WRITTEN TASK
Reproduce all of the data word for word.

[Figure content listings]
--*--

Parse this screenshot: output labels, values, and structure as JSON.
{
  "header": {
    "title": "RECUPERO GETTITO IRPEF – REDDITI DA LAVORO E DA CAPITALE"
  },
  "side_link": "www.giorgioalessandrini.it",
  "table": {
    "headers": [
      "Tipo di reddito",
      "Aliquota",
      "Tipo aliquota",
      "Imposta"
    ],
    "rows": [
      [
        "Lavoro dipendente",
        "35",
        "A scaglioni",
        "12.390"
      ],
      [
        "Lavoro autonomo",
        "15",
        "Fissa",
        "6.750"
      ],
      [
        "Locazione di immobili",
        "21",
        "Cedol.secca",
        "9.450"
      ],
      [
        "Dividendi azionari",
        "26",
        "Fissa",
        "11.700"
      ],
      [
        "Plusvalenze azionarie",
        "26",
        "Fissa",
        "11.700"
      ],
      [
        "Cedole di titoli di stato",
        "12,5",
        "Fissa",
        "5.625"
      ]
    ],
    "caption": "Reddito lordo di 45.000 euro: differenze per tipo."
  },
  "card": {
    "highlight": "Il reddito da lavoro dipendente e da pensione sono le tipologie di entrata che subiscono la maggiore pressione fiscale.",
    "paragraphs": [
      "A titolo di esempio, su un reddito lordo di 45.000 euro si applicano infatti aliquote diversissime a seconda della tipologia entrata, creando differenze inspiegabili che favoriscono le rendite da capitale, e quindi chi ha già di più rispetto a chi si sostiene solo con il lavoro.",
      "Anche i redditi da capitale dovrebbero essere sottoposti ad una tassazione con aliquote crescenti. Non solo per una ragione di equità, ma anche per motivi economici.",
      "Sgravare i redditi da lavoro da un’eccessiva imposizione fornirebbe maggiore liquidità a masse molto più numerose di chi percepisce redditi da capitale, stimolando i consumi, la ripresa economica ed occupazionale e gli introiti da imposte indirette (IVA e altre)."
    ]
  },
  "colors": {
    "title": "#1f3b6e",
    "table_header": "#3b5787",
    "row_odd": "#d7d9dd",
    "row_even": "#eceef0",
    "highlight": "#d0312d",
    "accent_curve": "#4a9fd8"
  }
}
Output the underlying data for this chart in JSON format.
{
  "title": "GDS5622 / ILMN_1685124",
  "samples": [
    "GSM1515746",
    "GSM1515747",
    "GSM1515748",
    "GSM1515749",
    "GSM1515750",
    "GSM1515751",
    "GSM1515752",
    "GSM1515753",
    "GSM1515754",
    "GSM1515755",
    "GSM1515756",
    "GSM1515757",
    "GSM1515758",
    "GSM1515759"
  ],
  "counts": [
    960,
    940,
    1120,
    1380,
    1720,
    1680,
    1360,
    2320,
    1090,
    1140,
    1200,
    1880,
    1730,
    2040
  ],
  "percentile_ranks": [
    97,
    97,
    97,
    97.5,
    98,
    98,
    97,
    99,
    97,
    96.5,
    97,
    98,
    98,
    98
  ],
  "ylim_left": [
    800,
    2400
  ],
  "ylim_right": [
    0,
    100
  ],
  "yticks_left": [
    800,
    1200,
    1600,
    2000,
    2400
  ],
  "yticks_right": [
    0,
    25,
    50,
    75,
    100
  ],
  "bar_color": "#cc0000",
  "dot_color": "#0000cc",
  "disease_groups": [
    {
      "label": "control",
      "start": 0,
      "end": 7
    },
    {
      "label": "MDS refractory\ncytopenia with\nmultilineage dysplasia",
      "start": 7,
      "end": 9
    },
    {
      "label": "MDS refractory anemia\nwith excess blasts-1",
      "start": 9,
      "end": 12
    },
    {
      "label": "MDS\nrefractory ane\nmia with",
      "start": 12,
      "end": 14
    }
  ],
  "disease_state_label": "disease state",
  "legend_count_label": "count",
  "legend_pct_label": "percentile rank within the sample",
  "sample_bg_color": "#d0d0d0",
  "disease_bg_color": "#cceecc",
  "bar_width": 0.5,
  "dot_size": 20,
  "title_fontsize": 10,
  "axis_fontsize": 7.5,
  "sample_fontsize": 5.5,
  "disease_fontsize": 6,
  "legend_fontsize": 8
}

--*--

THE OUTPUT
Parse this screenshot: output labels, values, and structure as JSON.
{
  "header": {
    "title": "RECUPERO GETTITO IRPEF – REDDITI DA LAVORO E DA CAPITALE"
  },
  "side_link": "www.giorgioalessandrini.it",
  "table": {
    "headers": [
      "Tipo di reddito",
      "Aliquota",
      "Tipo aliquota",
      "Imposta"
    ],
    "rows": [
      [
        "Lavoro dipendente",
        "35",
        "A scaglioni",
        "12.390"
      ],
      [
        "Lavoro autonomo",
        "15",
        "Fissa",
        "6.750"
      ],
      [
        "Locazione di immobili",
        "21",
        "Cedol.secca",
        "9.450"
      ],
      [
        "Dividendi azionari",
        "26",
        "Fissa",
        "11.700"
      ],
      [
        "Plusvalenze azionarie",
        "26",
        "Fissa",
        "11.700"
      ],
      [
        "Cedole di titoli di stato",
        "12,5",
        "Fissa",
        "5.625"
      ]
    ],
    "caption": "Reddito lordo di 45.000 euro: differenze per tipo."
  },
  "card": {
    "highlight": "Il reddito da lavoro dipendente e da pensione sono le tipologie di entrata che subiscono la maggiore pressione fiscale.",
    "paragraphs": [
      "A titolo di esempio, su un reddito lordo di 45.000 euro si applicano infatti aliquote diversissime a seconda della tipologia entrata, creando differenze inspiegabili che favoriscono le rendite da capitale, e quindi chi ha già di più rispetto a chi si sostiene solo con il lavoro.",
      "Anche i redditi da capitale dovrebbero essere sottoposti ad una tassazione con aliquote crescenti. Non solo per una ragione di equità, ma anche per motivi economici.",
      "Sgravare i redditi da lavoro da un’eccessiva imposizione fornirebbe maggiore liquidità a masse molto più numerose di chi percepisce redditi da capitale, stimolando i consumi, la ripresa economica ed occupazionale e gli introiti da imposte indirette (IVA e altre)."
    ]
  },
  "colors": {
    "title": "#1f3b6e",
    "table_header": "#3b5787",
    "row_odd": "#d7d9dd",
    "row_even": "#eceef0",
    "highlight": "#d0312d",
    "accent_curve": "#4a9fd8"
  }
}
Output the underlying data for this chart in JSON format.
{
  "title": "GDS5622 / ILMN_1685124",
  "samples": [
    "GSM1515746",
    "GSM1515747",
    "GSM1515748",
    "GSM1515749",
    "GSM1515750",
    "GSM1515751",
    "GSM1515752",
    "GSM1515753",
    "GSM1515754",
    "GSM1515755",
    "GSM1515756",
    "GSM1515757",
    "GSM1515758",
    "GSM1515759"
  ],
  "counts": [
    960,
    940,
    1120,
    1380,
    1720,
    1680,
    1360,
    2320,
    1090,
    1140,
    1200,
    1880,
    1730,
    2040
  ],
  "percentile_ranks": [
    97,
    97,
    97,
    97.5,
    98,
    98,
    97,
    99,
    97,
    96.5,
    97,
    98,
    98,
    98
  ],
  "ylim_left": [
    800,
    2400
  ],
  "ylim_right": [
    0,
    100
  ],
  "yticks_left": [
    800,
    1200,
    1600,
    2000,
    2400
  ],
  "yticks_right": [
    0,
    25,
    50,
    75,
    100
  ],
  "bar_color": "#cc0000",
  "dot_color": "#0000cc",
  "disease_groups": [
    {
      "label": "control",
      "start": 0,
      "end": 7
    },
    {
      "label": "MDS refractory\ncytopenia with\nmultilineage dysplasia",
      "start": 7,
      "end": 9
    },
    {
      "label": "MDS refractory anemia\nwith excess blasts-1",
      "start": 9,
      "end": 12
    },
    {
      "label": "MDS\nrefractory ane\nmia with",
      "start": 12,
      "end": 14
    }
  ],
  "disease_state_label": "disease state",
  "legend_count_label": "count",
  "legend_pct_label": "percentile rank within the sample",
  "sample_bg_color": "#d0d0d0",
  "disease_bg_color": "#cceecc",
  "bar_width": 0.5,
  "dot_size": 20,
  "title_fontsize": 10,
  "axis_fontsize": 7.5,
  "sample_fontsize": 5.5,
  "disease_fontsize": 6,
  "legend_fontsize": 8
}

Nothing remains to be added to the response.